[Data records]
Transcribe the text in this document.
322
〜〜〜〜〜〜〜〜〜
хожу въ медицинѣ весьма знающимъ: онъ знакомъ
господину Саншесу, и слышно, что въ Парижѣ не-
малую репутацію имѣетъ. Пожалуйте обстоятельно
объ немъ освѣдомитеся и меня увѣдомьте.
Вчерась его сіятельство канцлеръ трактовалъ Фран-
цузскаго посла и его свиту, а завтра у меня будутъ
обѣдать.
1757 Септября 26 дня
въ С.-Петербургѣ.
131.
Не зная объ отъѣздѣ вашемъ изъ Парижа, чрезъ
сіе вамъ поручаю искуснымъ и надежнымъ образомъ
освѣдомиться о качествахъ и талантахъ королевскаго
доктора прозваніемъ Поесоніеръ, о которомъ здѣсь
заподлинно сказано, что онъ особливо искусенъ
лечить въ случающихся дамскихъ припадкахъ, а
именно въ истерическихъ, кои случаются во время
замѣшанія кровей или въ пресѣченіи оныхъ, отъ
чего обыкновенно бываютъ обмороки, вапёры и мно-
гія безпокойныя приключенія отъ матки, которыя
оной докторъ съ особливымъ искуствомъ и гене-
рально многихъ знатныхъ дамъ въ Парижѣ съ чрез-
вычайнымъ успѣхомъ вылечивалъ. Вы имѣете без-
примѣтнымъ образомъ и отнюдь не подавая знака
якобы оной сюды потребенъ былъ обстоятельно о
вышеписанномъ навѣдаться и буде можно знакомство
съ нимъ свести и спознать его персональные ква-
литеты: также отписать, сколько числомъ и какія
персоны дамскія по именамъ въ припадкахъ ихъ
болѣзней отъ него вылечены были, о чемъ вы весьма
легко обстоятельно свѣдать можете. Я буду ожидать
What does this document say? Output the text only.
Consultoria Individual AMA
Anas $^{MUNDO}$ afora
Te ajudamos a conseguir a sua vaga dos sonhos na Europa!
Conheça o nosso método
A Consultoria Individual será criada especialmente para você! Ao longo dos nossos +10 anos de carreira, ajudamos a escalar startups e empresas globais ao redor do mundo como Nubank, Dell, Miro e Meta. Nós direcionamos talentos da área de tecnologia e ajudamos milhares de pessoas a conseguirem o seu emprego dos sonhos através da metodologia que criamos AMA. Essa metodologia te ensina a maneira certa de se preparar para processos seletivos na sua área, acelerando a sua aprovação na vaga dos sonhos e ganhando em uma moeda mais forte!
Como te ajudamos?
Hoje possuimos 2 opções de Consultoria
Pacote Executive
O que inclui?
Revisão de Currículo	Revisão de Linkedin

§ Given problem:
Find every line in the listing that holds the string "весьма", then say how many there are as a bare number.

§ Written answer:
2